▸ **Exercise directions**: Your task is to copy every line of the entries that contains "Static".

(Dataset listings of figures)
=======

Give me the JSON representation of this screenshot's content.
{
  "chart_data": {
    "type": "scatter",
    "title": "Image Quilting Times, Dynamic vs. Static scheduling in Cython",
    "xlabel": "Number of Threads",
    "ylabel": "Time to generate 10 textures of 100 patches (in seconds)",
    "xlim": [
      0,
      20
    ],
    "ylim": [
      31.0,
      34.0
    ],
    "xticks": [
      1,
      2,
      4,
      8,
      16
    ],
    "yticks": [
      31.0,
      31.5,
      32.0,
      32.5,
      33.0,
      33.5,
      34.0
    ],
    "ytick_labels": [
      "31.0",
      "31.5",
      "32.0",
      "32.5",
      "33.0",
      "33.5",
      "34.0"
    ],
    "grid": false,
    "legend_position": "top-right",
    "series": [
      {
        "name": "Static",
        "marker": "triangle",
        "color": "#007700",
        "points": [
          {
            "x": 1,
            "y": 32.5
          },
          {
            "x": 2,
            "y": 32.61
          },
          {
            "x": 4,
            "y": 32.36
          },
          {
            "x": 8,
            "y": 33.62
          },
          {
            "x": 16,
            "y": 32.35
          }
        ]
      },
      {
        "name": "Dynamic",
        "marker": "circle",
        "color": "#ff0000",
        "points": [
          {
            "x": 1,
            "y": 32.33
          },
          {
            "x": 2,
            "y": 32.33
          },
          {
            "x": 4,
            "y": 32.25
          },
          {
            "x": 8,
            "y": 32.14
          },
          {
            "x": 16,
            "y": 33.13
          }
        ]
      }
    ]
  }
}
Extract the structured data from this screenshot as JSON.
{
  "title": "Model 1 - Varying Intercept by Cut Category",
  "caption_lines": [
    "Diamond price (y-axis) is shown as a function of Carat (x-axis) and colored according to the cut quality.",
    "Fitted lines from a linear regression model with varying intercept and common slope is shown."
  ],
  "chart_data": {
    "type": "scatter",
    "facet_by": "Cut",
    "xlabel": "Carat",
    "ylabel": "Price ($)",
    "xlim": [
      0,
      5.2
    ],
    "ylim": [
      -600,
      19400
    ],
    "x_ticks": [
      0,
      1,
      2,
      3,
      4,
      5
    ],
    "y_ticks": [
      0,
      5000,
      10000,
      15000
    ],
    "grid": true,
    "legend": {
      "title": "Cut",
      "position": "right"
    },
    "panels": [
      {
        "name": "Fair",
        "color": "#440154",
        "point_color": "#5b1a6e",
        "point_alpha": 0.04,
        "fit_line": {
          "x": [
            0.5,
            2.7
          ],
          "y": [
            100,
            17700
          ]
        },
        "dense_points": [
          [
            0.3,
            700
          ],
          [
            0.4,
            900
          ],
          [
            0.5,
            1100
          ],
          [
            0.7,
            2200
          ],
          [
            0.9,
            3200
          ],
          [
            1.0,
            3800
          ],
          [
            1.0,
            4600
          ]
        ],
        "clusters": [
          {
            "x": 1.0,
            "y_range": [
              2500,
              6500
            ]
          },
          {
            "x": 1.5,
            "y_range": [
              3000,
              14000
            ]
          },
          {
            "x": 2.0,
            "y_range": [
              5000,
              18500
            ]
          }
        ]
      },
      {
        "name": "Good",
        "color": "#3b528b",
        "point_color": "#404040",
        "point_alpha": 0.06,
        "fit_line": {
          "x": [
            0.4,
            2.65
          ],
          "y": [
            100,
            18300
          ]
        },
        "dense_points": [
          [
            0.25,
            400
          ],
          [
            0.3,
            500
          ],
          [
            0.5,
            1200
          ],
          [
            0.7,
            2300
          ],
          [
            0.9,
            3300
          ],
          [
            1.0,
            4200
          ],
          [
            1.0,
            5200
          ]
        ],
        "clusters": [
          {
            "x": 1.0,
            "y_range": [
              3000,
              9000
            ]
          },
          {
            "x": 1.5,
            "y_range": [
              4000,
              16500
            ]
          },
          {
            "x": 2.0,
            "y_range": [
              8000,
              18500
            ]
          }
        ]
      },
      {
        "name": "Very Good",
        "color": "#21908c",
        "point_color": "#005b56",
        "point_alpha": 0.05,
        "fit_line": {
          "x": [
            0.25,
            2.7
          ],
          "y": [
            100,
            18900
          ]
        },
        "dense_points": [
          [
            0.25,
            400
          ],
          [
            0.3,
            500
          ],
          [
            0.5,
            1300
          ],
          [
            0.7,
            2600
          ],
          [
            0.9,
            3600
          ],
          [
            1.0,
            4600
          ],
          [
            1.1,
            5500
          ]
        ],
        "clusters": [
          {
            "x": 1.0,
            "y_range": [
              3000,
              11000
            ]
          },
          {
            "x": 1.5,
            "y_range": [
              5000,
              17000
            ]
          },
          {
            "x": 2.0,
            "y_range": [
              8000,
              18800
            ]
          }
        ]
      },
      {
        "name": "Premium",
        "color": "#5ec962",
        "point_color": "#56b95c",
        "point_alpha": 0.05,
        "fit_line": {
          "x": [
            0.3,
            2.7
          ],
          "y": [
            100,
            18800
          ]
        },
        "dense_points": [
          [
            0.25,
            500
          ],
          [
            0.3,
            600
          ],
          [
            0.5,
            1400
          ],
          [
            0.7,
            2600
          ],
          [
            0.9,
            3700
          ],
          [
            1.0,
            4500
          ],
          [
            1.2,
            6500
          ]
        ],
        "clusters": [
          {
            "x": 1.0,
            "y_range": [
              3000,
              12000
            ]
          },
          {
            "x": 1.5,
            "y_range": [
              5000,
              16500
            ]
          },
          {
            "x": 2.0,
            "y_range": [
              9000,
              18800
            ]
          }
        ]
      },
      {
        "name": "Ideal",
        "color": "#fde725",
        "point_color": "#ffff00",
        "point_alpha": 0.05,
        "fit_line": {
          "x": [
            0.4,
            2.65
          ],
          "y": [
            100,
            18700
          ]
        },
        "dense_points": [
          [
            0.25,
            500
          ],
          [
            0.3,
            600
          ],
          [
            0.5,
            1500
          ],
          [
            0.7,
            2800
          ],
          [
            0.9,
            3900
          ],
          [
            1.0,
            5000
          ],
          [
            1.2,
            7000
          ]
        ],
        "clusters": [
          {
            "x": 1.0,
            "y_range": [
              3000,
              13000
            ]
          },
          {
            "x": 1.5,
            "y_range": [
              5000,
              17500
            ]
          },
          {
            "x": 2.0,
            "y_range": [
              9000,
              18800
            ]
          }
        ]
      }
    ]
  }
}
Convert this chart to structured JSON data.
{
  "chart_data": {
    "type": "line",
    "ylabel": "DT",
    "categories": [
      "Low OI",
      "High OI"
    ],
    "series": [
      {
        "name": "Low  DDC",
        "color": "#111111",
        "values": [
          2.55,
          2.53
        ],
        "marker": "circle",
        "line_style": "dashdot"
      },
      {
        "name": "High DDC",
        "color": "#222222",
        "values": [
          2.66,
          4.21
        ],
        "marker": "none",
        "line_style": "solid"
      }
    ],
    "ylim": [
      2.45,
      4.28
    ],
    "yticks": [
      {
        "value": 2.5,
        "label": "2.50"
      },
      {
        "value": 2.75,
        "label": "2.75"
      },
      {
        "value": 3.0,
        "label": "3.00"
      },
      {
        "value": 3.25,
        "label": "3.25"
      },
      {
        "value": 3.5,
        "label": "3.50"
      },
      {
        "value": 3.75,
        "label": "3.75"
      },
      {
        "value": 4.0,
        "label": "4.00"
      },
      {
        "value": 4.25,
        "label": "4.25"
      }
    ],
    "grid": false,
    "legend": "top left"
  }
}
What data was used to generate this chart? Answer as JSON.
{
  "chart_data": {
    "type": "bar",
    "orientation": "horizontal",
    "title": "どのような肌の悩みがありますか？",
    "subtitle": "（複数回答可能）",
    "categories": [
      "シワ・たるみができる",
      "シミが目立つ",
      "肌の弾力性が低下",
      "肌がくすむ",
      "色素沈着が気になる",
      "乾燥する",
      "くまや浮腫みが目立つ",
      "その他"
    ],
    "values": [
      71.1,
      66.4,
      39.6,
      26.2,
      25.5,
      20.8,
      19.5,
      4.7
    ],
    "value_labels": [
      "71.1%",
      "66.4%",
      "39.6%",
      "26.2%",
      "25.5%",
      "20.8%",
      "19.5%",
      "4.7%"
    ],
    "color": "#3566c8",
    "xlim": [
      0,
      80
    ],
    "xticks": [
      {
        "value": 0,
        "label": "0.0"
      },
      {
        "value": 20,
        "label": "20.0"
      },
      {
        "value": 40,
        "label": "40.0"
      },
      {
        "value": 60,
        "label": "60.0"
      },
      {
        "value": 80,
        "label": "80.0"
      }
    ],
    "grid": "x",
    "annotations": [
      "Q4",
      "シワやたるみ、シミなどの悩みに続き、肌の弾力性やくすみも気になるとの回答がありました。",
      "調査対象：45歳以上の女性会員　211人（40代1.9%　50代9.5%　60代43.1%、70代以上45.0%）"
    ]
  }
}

=======

▸ **The output**:
    "title": "Image Quilting Times, Dynamic vs. Static scheduling in Cython",
        "name": "Static",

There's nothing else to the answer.